## Instructions for the task:
What is the number of lines that include the word "triggers"? Provide only that figure.

## Collected data:
Start

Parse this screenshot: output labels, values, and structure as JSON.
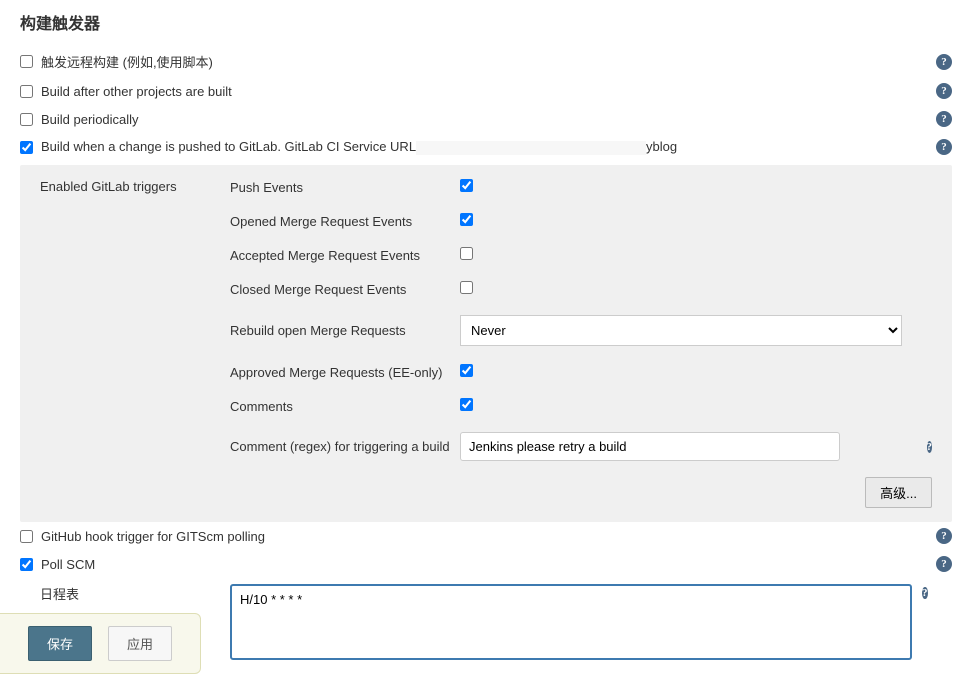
{
  "header": {
    "title": "构建触发器"
  },
  "triggers": {
    "remote": {
      "label": "触发远程构建 (例如,使用脚本)",
      "checked": false
    },
    "after_projects": {
      "label": "Build after other projects are built",
      "checked": false
    },
    "periodically": {
      "label": "Build periodically",
      "checked": false
    },
    "gitlab_push": {
      "label_prefix": "Build when a change is pushed to GitLab. GitLab CI Service URL",
      "label_suffix": "yblog",
      "checked": true
    },
    "github_hook": {
      "label": "GitHub hook trigger for GITScm polling",
      "checked": false
    },
    "poll_scm": {
      "label": "Poll SCM",
      "checked": true
    }
  },
  "gitlab": {
    "section_label": "Enabled GitLab triggers",
    "push_events": {
      "label": "Push Events",
      "checked": true
    },
    "opened_mr": {
      "label": "Opened Merge Request Events",
      "checked": true
    },
    "accepted_mr": {
      "label": "Accepted Merge Request Events",
      "checked": false
    },
    "closed_mr": {
      "label": "Closed Merge Request Events",
      "checked": false
    },
    "rebuild_open_mr": {
      "label": "Rebuild open Merge Requests",
      "value": "Never"
    },
    "approved_mr": {
      "label": "Approved Merge Requests (EE-only)",
      "checked": true
    },
    "comments": {
      "label": "Comments",
      "checked": true
    },
    "comment_regex": {
      "label": "Comment (regex) for triggering a build",
      "value": "Jenkins please retry a build"
    },
    "advanced_button": "高级..."
  },
  "schedule": {
    "label": "日程表",
    "value": "H/10 * * * *"
  },
  "footer": {
    "save": "保存",
    "apply": "应用"
  },
  "icons": {
    "help": "?"
  }
}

End

## Response:
2